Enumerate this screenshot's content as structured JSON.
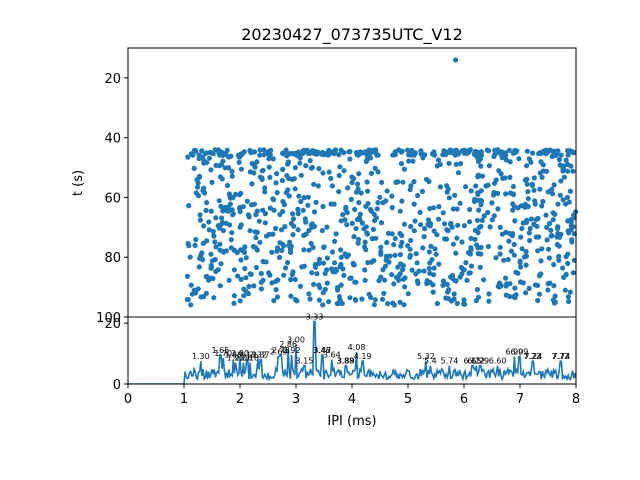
{
  "chart_data": [
    {
      "type": "scatter",
      "title": "20230427_073735UTC_V12",
      "xlabel": "",
      "ylabel": "t (s)",
      "xlim": [
        0,
        8
      ],
      "ylim": [
        100,
        10
      ],
      "y_inverted": true,
      "yticks": [
        "20",
        "40",
        "60",
        "80",
        "100"
      ],
      "color": "#1f77b4",
      "point_cloud": {
        "x_range": [
          1.05,
          8.0
        ],
        "t_range": [
          44,
          96
        ],
        "dense_band_t": [
          44,
          46
        ],
        "count": 1100
      },
      "outliers": [
        {
          "x": 5.85,
          "t": 14
        }
      ]
    },
    {
      "type": "line",
      "title": "",
      "xlabel": "IPI (ms)",
      "ylabel": "",
      "xlim": [
        0,
        8
      ],
      "ylim": [
        0,
        22
      ],
      "xticks": [
        "0",
        "1",
        "2",
        "3",
        "4",
        "5",
        "6",
        "7",
        "8"
      ],
      "yticks": [
        "0",
        "20"
      ],
      "color": "#1f77b4",
      "baseline_zero_until": 1.0,
      "peaks": [
        {
          "x": 1.3,
          "y": 7.5,
          "label": "1.30"
        },
        {
          "x": 1.65,
          "y": 9.5,
          "label": "1.65"
        },
        {
          "x": 1.7,
          "y": 8.5,
          "label": "1.70"
        },
        {
          "x": 1.88,
          "y": 8.0,
          "label": "1.88"
        },
        {
          "x": 1.92,
          "y": 7.0,
          "label": "1.92"
        },
        {
          "x": 2.0,
          "y": 8.5,
          "label": "2.00"
        },
        {
          "x": 2.06,
          "y": 7.0,
          "label": "2.06"
        },
        {
          "x": 2.13,
          "y": 8.0,
          "label": "2.13"
        },
        {
          "x": 2.18,
          "y": 7.0,
          "label": "2.18"
        },
        {
          "x": 2.32,
          "y": 8.0,
          "label": "2.32"
        },
        {
          "x": 2.37,
          "y": 8.0,
          "label": "2.37"
        },
        {
          "x": 2.69,
          "y": 9.0,
          "label": "2.69"
        },
        {
          "x": 2.73,
          "y": 9.5,
          "label": "2.73"
        },
        {
          "x": 2.86,
          "y": 11.5,
          "label": "2.86"
        },
        {
          "x": 2.92,
          "y": 9.5,
          "label": "2.92"
        },
        {
          "x": 3.0,
          "y": 13.0,
          "label": "3.00"
        },
        {
          "x": 3.15,
          "y": 6.0,
          "label": "3.15"
        },
        {
          "x": 3.33,
          "y": 20.5,
          "label": "3.33"
        },
        {
          "x": 3.46,
          "y": 9.5,
          "label": "3.46"
        },
        {
          "x": 3.47,
          "y": 9.5,
          "label": "3.47"
        },
        {
          "x": 3.64,
          "y": 8.0,
          "label": "3.64"
        },
        {
          "x": 3.88,
          "y": 6.0,
          "label": "3.88"
        },
        {
          "x": 3.89,
          "y": 6.0,
          "label": "3.89"
        },
        {
          "x": 4.08,
          "y": 10.5,
          "label": "4.08"
        },
        {
          "x": 4.19,
          "y": 7.5,
          "label": "4.19"
        },
        {
          "x": 5.32,
          "y": 7.5,
          "label": "5.32"
        },
        {
          "x": 5.4,
          "y": 6.0,
          "label": "5.4"
        },
        {
          "x": 5.74,
          "y": 6.0,
          "label": "5.74"
        },
        {
          "x": 6.15,
          "y": 6.0,
          "label": "6.15"
        },
        {
          "x": 6.22,
          "y": 6.0,
          "label": "6.22"
        },
        {
          "x": 6.29,
          "y": 6.0,
          "label": "6.29"
        },
        {
          "x": 6.6,
          "y": 6.0,
          "label": "6.60"
        },
        {
          "x": 6.9,
          "y": 9.0,
          "label": "6.90"
        },
        {
          "x": 6.99,
          "y": 9.0,
          "label": "6.99"
        },
        {
          "x": 7.22,
          "y": 7.5,
          "label": "7.22"
        },
        {
          "x": 7.24,
          "y": 7.5,
          "label": "7.24"
        },
        {
          "x": 7.72,
          "y": 7.5,
          "label": "7.72"
        },
        {
          "x": 7.74,
          "y": 7.5,
          "label": "7.74"
        }
      ]
    }
  ]
}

---

WRITTEN INSTRUCTION - Isolate the lines that hold the word "title" and copy all of them.

TASK ANSWER -
      "title": "20230427_073735UTC_V12",
      "title": "",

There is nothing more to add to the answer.